#### Stated goal:
Report how many lines contain "mediu". The answer is a single number.

#### Record excerpts:
+---+
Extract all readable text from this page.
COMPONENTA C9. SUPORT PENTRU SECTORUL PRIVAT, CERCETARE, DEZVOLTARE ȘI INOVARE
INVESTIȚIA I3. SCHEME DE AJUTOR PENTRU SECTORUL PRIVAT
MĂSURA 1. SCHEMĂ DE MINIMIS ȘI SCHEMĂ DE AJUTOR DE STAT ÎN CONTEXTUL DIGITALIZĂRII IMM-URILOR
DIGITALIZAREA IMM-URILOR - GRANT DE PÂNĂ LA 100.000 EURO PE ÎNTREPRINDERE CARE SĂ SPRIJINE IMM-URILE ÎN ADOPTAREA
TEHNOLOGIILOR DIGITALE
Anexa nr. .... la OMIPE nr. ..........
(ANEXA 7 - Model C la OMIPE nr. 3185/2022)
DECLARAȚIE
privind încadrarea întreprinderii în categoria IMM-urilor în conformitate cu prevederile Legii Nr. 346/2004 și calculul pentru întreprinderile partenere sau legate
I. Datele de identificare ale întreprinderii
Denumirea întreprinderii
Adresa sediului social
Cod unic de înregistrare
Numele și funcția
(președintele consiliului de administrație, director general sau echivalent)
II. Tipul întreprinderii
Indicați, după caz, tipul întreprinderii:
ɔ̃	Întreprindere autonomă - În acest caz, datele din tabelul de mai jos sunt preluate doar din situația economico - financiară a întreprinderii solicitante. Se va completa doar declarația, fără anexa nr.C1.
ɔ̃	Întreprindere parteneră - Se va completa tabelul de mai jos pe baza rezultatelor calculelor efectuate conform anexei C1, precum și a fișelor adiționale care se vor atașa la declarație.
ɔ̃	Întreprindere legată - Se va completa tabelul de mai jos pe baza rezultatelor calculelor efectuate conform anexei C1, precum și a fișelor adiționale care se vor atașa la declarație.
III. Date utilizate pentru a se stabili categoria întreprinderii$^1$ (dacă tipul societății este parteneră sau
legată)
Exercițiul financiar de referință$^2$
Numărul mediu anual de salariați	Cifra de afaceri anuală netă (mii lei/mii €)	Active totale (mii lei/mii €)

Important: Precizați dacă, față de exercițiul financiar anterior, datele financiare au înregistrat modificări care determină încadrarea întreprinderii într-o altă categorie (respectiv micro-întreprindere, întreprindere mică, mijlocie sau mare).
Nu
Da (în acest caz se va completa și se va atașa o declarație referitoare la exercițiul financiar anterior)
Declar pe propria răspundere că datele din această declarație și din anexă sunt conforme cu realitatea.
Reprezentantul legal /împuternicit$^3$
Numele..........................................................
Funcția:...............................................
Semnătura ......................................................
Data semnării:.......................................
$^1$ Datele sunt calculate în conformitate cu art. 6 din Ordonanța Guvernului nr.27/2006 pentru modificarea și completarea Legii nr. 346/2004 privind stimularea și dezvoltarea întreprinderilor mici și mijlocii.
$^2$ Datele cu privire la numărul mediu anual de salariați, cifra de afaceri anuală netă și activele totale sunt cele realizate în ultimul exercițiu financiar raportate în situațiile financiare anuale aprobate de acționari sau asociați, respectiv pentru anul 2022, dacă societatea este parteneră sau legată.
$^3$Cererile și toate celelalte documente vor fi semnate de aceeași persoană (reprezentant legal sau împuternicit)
+---+
#### Result for this exercise:
2